THE RECORDS:
----

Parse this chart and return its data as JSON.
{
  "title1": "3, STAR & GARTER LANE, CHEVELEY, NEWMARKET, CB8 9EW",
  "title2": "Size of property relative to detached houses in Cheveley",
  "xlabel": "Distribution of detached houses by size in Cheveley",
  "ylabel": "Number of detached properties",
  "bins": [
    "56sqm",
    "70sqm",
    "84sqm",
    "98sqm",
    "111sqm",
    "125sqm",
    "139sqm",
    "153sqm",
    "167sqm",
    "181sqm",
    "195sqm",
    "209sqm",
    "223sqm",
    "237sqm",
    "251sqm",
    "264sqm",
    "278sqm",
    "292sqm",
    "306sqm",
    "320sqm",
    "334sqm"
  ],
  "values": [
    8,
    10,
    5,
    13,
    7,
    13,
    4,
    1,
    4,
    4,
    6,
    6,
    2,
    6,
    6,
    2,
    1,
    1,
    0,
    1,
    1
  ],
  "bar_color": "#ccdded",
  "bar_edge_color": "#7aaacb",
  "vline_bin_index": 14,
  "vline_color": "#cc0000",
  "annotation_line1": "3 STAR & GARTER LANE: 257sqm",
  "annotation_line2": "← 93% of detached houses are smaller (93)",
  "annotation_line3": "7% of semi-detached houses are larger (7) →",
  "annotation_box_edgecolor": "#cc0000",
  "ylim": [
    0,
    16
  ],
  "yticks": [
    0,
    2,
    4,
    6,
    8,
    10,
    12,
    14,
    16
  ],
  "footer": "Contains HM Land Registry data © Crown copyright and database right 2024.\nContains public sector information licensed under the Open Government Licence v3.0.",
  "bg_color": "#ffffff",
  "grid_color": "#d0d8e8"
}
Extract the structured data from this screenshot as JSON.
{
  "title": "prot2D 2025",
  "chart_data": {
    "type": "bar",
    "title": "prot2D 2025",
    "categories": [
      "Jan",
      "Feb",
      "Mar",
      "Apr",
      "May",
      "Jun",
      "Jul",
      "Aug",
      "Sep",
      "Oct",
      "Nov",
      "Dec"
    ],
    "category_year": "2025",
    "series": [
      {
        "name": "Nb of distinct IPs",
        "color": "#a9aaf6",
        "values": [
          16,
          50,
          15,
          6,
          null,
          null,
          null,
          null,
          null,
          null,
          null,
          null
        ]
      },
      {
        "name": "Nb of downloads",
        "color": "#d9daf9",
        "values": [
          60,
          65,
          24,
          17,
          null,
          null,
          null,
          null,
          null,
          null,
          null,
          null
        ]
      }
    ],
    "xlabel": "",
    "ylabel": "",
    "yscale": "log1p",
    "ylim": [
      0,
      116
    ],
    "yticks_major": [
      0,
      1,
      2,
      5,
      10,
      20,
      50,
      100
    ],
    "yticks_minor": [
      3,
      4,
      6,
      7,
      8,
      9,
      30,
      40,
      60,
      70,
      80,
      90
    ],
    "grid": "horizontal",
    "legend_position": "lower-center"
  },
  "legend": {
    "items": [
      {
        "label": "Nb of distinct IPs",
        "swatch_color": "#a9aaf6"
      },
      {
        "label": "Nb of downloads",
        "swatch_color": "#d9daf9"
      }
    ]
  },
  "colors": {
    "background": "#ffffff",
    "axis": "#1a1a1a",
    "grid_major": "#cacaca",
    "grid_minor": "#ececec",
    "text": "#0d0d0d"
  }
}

----

EXERCISE TASK: Show every line from the entries above in which "GARTER" appears.

TASK ANSWER:
  "title1": "3, STAR & GARTER LANE, CHEVELEY, NEWMARKET, CB8 9EW",
  "annotation_line1": "3 STAR & GARTER LANE: 257sqm",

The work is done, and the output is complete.